EXERCISE -> Transcribe the full listing below exactly.

(Items from a data source)
==================================================
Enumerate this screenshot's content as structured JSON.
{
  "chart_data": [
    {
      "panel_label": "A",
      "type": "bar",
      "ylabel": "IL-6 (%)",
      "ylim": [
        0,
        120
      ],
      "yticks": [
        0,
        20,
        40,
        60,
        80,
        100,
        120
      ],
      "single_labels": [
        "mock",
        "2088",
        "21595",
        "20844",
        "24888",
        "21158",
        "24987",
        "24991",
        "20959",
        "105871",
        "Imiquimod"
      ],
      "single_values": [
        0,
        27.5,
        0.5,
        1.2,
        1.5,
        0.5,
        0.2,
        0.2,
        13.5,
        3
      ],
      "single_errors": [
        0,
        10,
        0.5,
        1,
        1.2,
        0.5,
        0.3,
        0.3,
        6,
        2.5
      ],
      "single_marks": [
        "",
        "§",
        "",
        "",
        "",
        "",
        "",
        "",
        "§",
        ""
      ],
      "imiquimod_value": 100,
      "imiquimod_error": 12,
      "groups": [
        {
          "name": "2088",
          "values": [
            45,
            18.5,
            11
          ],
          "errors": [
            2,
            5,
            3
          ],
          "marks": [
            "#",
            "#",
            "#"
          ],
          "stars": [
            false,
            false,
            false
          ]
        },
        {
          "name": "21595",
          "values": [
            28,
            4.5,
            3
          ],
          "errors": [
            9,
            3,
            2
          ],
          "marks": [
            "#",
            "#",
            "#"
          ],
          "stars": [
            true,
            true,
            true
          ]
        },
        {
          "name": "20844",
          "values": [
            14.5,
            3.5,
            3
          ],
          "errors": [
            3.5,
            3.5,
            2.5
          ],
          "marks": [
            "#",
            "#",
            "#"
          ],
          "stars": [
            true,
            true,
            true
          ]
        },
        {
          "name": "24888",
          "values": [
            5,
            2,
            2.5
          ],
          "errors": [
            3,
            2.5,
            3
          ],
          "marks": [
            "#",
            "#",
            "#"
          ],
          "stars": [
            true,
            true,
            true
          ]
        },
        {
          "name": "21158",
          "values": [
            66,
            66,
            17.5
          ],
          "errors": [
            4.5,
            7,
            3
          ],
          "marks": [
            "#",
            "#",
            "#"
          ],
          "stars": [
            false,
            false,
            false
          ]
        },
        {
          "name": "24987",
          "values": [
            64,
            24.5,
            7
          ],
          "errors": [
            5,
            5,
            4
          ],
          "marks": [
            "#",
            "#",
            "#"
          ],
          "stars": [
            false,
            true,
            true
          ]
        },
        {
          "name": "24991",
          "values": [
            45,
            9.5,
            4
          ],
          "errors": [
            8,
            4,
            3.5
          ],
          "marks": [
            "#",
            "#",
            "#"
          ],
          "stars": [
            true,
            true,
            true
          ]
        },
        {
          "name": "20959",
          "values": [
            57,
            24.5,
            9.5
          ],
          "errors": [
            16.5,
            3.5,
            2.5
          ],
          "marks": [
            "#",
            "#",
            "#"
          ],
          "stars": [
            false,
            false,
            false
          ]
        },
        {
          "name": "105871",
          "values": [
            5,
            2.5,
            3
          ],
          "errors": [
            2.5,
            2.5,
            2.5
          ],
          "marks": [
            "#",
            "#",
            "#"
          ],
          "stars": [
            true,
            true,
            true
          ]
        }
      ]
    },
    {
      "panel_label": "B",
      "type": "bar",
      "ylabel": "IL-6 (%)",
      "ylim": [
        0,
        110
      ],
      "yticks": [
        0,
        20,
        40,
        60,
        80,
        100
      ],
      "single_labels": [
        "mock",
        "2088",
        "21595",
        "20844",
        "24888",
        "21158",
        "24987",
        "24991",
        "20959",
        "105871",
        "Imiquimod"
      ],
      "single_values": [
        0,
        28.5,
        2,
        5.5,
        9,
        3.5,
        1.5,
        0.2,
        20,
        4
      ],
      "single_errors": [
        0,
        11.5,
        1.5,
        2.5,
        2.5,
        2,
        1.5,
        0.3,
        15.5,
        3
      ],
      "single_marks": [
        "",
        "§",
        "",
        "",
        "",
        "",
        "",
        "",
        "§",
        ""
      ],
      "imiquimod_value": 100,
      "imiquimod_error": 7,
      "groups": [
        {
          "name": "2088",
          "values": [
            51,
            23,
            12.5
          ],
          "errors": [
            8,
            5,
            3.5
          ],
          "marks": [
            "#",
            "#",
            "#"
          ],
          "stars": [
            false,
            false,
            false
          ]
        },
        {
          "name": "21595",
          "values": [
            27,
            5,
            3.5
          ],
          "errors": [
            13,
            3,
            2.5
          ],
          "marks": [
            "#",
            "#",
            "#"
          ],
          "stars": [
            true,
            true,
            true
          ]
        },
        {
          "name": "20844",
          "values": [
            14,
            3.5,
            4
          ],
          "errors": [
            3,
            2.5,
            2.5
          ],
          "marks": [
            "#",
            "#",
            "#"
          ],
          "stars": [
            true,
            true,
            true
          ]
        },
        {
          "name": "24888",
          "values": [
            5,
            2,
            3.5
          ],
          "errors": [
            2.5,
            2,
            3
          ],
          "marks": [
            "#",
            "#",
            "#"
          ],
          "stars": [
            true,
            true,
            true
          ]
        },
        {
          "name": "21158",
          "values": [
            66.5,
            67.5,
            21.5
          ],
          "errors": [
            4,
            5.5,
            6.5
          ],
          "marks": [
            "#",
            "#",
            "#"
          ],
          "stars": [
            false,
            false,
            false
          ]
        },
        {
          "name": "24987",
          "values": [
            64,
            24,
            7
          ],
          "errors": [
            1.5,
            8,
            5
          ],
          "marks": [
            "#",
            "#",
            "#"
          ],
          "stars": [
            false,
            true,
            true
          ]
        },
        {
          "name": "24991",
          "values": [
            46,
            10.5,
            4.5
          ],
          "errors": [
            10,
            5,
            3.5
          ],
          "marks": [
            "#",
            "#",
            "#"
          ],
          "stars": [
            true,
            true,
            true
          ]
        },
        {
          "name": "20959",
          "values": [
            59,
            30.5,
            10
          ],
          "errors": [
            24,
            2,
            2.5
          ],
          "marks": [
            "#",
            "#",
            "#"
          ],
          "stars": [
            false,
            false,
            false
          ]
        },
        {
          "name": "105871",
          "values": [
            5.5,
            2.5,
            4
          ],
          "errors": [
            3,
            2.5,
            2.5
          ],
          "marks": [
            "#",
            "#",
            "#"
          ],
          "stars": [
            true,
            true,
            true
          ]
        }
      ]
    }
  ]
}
==================================================
RESULT ->
Enumerate this screenshot's content as structured JSON.
{
  "chart_data": [
    {
      "panel_label": "A",
      "type": "bar",
      "ylabel": "IL-6 (%)",
      "ylim": [
        0,
        120
      ],
      "yticks": [
        0,
        20,
        40,
        60,
        80,
        100,
        120
      ],
      "single_labels": [
        "mock",
        "2088",
        "21595",
        "20844",
        "24888",
        "21158",
        "24987",
        "24991",
        "20959",
        "105871",
        "Imiquimod"
      ],
      "single_values": [
        0,
        27.5,
        0.5,
        1.2,
        1.5,
        0.5,
        0.2,
        0.2,
        13.5,
        3
      ],
      "single_errors": [
        0,
        10,
        0.5,
        1,
        1.2,
        0.5,
        0.3,
        0.3,
        6,
        2.5
      ],
      "single_marks": [
        "",
        "§",
        "",
        "",
        "",
        "",
        "",
        "",
        "§",
        ""
      ],
      "imiquimod_value": 100,
      "imiquimod_error": 12,
      "groups": [
        {
          "name": "2088",
          "values": [
            45,
            18.5,
            11
          ],
          "errors": [
            2,
            5,
            3
          ],
          "marks": [
            "#",
            "#",
            "#"
          ],
          "stars": [
            false,
            false,
            false
          ]
        },
        {
          "name": "21595",
          "values": [
            28,
            4.5,
            3
          ],
          "errors": [
            9,
            3,
            2
          ],
          "marks": [
            "#",
            "#",
            "#"
          ],
          "stars": [
            true,
            true,
            true
          ]
        },
        {
          "name": "20844",
          "values": [
            14.5,
            3.5,
            3
          ],
          "errors": [
            3.5,
            3.5,
            2.5
          ],
          "marks": [
            "#",
            "#",
            "#"
          ],
          "stars": [
            true,
            true,
            true
          ]
        },
        {
          "name": "24888",
          "values": [
            5,
            2,
            2.5
          ],
          "errors": [
            3,
            2.5,
            3
          ],
          "marks": [
            "#",
            "#",
            "#"
          ],
          "stars": [
            true,
            true,
            true
          ]
        },
        {
          "name": "21158",
          "values": [
            66,
            66,
            17.5
          ],
          "errors": [
            4.5,
            7,
            3
          ],
          "marks": [
            "#",
            "#",
            "#"
          ],
          "stars": [
            false,
            false,
            false
          ]
        },
        {
          "name": "24987",
          "values": [
            64,
            24.5,
            7
          ],
          "errors": [
            5,
            5,
            4
          ],
          "marks": [
            "#",
            "#",
            "#"
          ],
          "stars": [
            false,
            true,
            true
          ]
        },
        {
          "name": "24991",
          "values": [
            45,
            9.5,
            4
          ],
          "errors": [
            8,
            4,
            3.5
          ],
          "marks": [
            "#",
            "#",
            "#"
          ],
          "stars": [
            true,
            true,
            true
          ]
        },
        {
          "name": "20959",
          "values": [
            57,
            24.5,
            9.5
          ],
          "errors": [
            16.5,
            3.5,
            2.5
          ],
          "marks": [
            "#",
            "#",
            "#"
          ],
          "stars": [
            false,
            false,
            false
          ]
        },
        {
          "name": "105871",
          "values": [
            5,
            2.5,
            3
          ],
          "errors": [
            2.5,
            2.5,
            2.5
          ],
          "marks": [
            "#",
            "#",
            "#"
          ],
          "stars": [
            true,
            true,
            true
          ]
        }
      ]
    },
    {
      "panel_label": "B",
      "type": "bar",
      "ylabel": "IL-6 (%)",
      "ylim": [
        0,
        110
      ],
      "yticks": [
        0,
        20,
        40,
        60,
        80,
        100
      ],
      "single_labels": [
        "mock",
        "2088",
        "21595",
        "20844",
        "24888",
        "21158",
        "24987",
        "24991",
        "20959",
        "105871",
        "Imiquimod"
      ],
      "single_values": [
        0,
        28.5,
        2,
        5.5,
        9,
        3.5,
        1.5,
        0.2,
        20,
        4
      ],
      "single_errors": [
        0,
        11.5,
        1.5,
        2.5,
        2.5,
        2,
        1.5,
        0.3,
        15.5,
        3
      ],
      "single_marks": [
        "",
        "§",
        "",
        "",
        "",
        "",
        "",
        "",
        "§",
        ""
      ],
      "imiquimod_value": 100,
      "imiquimod_error": 7,
      "groups": [
        {
          "name": "2088",
          "values": [
            51,
            23,
            12.5
          ],
          "errors": [
            8,
            5,
            3.5
          ],
          "marks": [
            "#",
            "#",
            "#"
          ],
          "stars": [
            false,
            false,
            false
          ]
        },
        {
          "name": "21595",
          "values": [
            27,
            5,
            3.5
          ],
          "errors": [
            13,
            3,
            2.5
          ],
          "marks": [
            "#",
            "#",
            "#"
          ],
          "stars": [
            true,
            true,
            true
          ]
        },
        {
          "name": "20844",
          "values": [
            14,
            3.5,
            4
          ],
          "errors": [
            3,
            2.5,
            2.5
          ],
          "marks": [
            "#",
            "#",
            "#"
          ],
          "stars": [
            true,
            true,
            true
          ]
        },
        {
          "name": "24888",
          "values": [
            5,
            2,
            3.5
          ],
          "errors": [
            2.5,
            2,
            3
          ],
          "marks": [
            "#",
            "#",
            "#"
          ],
          "stars": [
            true,
            true,
            true
          ]
        },
        {
          "name": "21158",
          "values": [
            66.5,
            67.5,
            21.5
          ],
          "errors": [
            4,
            5.5,
            6.5
          ],
          "marks": [
            "#",
            "#",
            "#"
          ],
          "stars": [
            false,
            false,
            false
          ]
        },
        {
          "name": "24987",
          "values": [
            64,
            24,
            7
          ],
          "errors": [
            1.5,
            8,
            5
          ],
          "marks": [
            "#",
            "#",
            "#"
          ],
          "stars": [
            false,
            true,
            true
          ]
        },
        {
          "name": "24991",
          "values": [
            46,
            10.5,
            4.5
          ],
          "errors": [
            10,
            5,
            3.5
          ],
          "marks": [
            "#",
            "#",
            "#"
          ],
          "stars": [
            true,
            true,
            true
          ]
        },
        {
          "name": "20959",
          "values": [
            59,
            30.5,
            10
          ],
          "errors": [
            24,
            2,
            2.5
          ],
          "marks": [
            "#",
            "#",
            "#"
          ],
          "stars": [
            false,
            false,
            false
          ]
        },
        {
          "name": "105871",
          "values": [
            5.5,
            2.5,
            4
          ],
          "errors": [
            3,
            2.5,
            2.5
          ],
          "marks": [
            "#",
            "#",
            "#"
          ],
          "stars": [
            true,
            true,
            true
          ]
        }
      ]
    }
  ]
}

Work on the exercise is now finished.